**Items:**
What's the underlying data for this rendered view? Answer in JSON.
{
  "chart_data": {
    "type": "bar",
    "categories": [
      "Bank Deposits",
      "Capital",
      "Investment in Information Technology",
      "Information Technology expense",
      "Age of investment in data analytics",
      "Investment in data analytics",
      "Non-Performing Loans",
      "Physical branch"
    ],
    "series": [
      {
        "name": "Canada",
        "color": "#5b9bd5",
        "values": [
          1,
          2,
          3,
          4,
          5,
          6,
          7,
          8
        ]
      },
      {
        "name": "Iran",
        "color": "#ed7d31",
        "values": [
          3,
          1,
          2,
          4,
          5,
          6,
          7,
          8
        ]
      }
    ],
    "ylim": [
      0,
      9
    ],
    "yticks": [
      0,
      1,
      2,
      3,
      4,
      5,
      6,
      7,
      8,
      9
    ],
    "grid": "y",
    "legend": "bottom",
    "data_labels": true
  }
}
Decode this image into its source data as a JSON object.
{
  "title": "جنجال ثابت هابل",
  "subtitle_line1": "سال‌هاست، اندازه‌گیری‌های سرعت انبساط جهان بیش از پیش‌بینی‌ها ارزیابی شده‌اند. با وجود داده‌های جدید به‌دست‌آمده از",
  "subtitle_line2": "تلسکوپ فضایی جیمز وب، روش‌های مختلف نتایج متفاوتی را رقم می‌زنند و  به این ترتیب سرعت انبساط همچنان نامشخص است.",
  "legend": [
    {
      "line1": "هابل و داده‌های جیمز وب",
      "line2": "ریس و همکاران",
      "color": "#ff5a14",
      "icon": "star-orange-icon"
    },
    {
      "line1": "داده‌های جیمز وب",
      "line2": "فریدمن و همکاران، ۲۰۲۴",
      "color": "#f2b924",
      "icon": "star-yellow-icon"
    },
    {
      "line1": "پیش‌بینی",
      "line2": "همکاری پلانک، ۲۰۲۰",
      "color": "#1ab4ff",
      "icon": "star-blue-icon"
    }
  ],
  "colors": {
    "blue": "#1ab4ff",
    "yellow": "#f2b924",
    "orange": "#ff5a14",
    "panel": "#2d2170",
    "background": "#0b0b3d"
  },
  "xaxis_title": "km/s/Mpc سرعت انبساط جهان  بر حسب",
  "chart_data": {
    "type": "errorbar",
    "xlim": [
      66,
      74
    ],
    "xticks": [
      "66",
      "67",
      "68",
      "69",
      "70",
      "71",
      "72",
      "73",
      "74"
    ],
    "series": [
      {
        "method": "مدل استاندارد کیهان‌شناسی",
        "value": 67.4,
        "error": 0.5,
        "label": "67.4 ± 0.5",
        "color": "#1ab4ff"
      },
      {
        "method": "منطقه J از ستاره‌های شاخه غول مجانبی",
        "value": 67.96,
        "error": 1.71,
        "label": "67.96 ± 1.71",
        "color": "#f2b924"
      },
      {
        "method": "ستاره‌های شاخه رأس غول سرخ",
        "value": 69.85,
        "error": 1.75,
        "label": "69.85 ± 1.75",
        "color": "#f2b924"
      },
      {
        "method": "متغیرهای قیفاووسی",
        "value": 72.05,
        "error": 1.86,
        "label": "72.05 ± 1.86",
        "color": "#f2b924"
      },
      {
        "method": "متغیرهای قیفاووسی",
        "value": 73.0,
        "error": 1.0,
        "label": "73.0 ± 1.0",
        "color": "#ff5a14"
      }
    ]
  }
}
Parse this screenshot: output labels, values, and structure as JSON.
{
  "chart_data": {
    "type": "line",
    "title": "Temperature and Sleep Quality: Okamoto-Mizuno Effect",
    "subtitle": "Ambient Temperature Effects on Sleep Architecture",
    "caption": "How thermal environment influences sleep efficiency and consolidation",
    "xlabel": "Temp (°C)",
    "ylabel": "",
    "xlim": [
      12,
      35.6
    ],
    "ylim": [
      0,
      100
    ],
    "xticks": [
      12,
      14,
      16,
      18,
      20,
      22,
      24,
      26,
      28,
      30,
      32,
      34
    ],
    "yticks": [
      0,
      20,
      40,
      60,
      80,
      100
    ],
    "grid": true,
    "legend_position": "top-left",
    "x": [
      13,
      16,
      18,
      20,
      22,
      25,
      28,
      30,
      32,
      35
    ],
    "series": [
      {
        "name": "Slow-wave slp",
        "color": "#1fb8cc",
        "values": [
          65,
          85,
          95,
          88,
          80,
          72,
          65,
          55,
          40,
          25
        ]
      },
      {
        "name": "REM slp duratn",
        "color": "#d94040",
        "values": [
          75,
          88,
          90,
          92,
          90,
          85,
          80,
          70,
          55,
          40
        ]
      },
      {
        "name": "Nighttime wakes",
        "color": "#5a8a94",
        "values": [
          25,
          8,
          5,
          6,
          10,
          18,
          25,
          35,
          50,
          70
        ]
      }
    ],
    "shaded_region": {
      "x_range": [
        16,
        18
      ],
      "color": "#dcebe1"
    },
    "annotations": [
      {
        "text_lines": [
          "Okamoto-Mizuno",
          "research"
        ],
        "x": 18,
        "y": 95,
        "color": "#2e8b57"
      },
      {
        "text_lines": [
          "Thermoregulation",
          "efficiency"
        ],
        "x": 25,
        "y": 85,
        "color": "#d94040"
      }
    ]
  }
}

**What you are asked to do:**
Search the records above for "analytics". Copy each line where it is found.

**Reply to the task:**
      "Age of investment in data analytics",
      "Investment in data analytics",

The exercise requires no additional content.